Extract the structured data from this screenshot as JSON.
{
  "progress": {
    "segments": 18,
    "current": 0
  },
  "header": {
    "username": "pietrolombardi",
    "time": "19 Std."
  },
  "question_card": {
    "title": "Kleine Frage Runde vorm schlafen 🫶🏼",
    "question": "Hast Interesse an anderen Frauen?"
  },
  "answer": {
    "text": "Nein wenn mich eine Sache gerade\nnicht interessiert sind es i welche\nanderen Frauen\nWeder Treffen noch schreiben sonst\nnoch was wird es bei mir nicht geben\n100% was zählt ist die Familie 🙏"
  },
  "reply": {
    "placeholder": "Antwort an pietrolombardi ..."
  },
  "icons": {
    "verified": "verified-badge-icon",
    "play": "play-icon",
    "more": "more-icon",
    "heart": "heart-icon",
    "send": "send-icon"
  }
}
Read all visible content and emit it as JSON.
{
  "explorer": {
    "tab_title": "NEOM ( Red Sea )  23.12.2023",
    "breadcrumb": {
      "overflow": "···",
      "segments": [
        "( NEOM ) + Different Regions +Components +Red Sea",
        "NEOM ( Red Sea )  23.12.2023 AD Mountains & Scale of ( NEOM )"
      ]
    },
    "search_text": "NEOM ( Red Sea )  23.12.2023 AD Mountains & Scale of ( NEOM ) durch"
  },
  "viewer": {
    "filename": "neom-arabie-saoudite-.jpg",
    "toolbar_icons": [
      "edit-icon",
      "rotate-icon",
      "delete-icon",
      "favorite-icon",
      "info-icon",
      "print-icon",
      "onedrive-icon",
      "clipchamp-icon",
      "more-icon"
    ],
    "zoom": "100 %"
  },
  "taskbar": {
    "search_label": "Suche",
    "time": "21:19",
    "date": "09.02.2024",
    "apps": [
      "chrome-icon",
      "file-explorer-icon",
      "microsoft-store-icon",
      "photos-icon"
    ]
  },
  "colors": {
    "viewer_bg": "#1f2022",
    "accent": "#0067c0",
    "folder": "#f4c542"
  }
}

+ + +

> **Challenge**:
Locate the word "pietrolombardi" in the records above, and return each line that has it.

> **Output**:
    "username": "pietrolombardi",
    "placeholder": "Antwort an pietrolombardi ..."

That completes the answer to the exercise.